→ THE TASK: Images appear in the records below; leave them out and repeat everything else exactly.

Stored data entries
+ + +

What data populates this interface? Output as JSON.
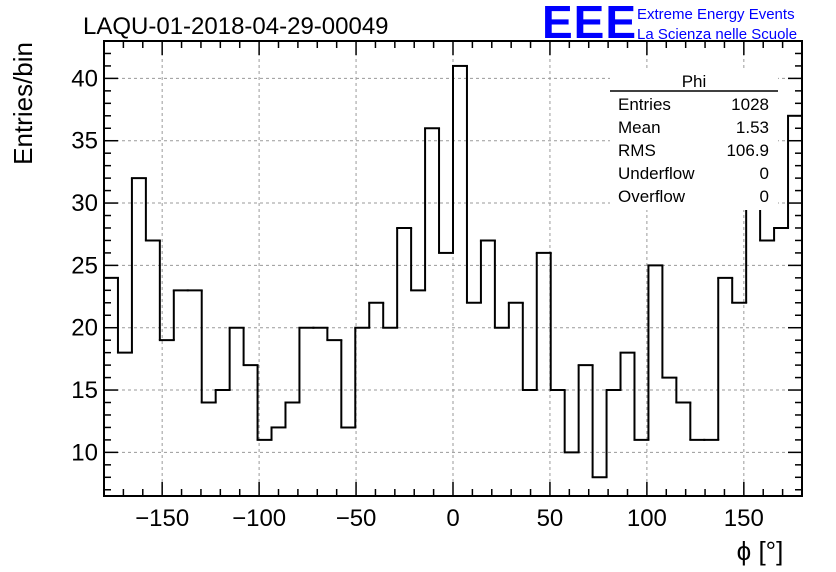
{
  "colors": {
    "axis": "#000000",
    "grid": "#9a9a9a",
    "histogram": "#000000",
    "logo": "#0000ff",
    "background": "#ffffff"
  },
  "logo": {
    "mark": "EEE",
    "line1": "Extreme Energy Events",
    "line2": "La Scienza nelle Scuole"
  },
  "stats": {
    "name": "Phi",
    "rows": [
      {
        "label": "Entries",
        "value": "1028"
      },
      {
        "label": "Mean",
        "value": "1.53"
      },
      {
        "label": "RMS",
        "value": "106.9"
      },
      {
        "label": "Underflow",
        "value": "0"
      },
      {
        "label": "Overflow",
        "value": "0"
      }
    ]
  },
  "chart_data": {
    "type": "bar",
    "style": "step-histogram",
    "title": "LAQU-01-2018-04-29-00049",
    "xlabel": "ϕ [°]",
    "ylabel": "Entries/bin",
    "xlim": [
      -180,
      180
    ],
    "ylim": [
      6.5,
      43
    ],
    "bin_width": 7.2,
    "xticks": [
      -150,
      -100,
      -50,
      0,
      50,
      100,
      150
    ],
    "xtick_labels": [
      "−150",
      "−100",
      "−50",
      "0",
      "50",
      "100",
      "150"
    ],
    "yticks": [
      10,
      15,
      20,
      25,
      30,
      35,
      40
    ],
    "ytick_labels": [
      "10",
      "15",
      "20",
      "25",
      "30",
      "35",
      "40"
    ],
    "grid": true,
    "values": [
      24,
      18,
      32,
      27,
      19,
      23,
      23,
      14,
      15,
      20,
      17,
      11,
      12,
      14,
      20,
      20,
      19,
      12,
      20,
      22,
      20,
      28,
      23,
      36,
      26,
      41,
      22,
      27,
      20,
      22,
      15,
      26,
      15,
      10,
      17,
      8,
      15,
      18,
      11,
      25,
      16,
      14,
      11,
      11,
      24,
      22,
      31,
      27,
      28,
      37
    ]
  }
}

+ + +

→ COMPLETE RESPONSE:
What data populates this interface? Output as JSON.
{
  "colors": {
    "axis": "#000000",
    "grid": "#9a9a9a",
    "histogram": "#000000",
    "logo": "#0000ff",
    "background": "#ffffff"
  },
  "logo": {
    "mark": "EEE",
    "line1": "Extreme Energy Events",
    "line2": "La Scienza nelle Scuole"
  },
  "stats": {
    "name": "Phi",
    "rows": [
      {
        "label": "Entries",
        "value": "1028"
      },
      {
        "label": "Mean",
        "value": "1.53"
      },
      {
        "label": "RMS",
        "value": "106.9"
      },
      {
        "label": "Underflow",
        "value": "0"
      },
      {
        "label": "Overflow",
        "value": "0"
      }
    ]
  },
  "chart_data": {
    "type": "bar",
    "style": "step-histogram",
    "title": "LAQU-01-2018-04-29-00049",
    "xlabel": "ϕ [°]",
    "ylabel": "Entries/bin",
    "xlim": [
      -180,
      180
    ],
    "ylim": [
      6.5,
      43
    ],
    "bin_width": 7.2,
    "xticks": [
      -150,
      -100,
      -50,
      0,
      50,
      100,
      150
    ],
    "xtick_labels": [
      "−150",
      "−100",
      "−50",
      "0",
      "50",
      "100",
      "150"
    ],
    "yticks": [
      10,
      15,
      20,
      25,
      30,
      35,
      40
    ],
    "ytick_labels": [
      "10",
      "15",
      "20",
      "25",
      "30",
      "35",
      "40"
    ],
    "grid": true,
    "values": [
      24,
      18,
      32,
      27,
      19,
      23,
      23,
      14,
      15,
      20,
      17,
      11,
      12,
      14,
      20,
      20,
      19,
      12,
      20,
      22,
      20,
      28,
      23,
      36,
      26,
      41,
      22,
      27,
      20,
      22,
      15,
      26,
      15,
      10,
      17,
      8,
      15,
      18,
      11,
      25,
      16,
      14,
      11,
      11,
      24,
      22,
      31,
      27,
      28,
      37
    ]
  }
}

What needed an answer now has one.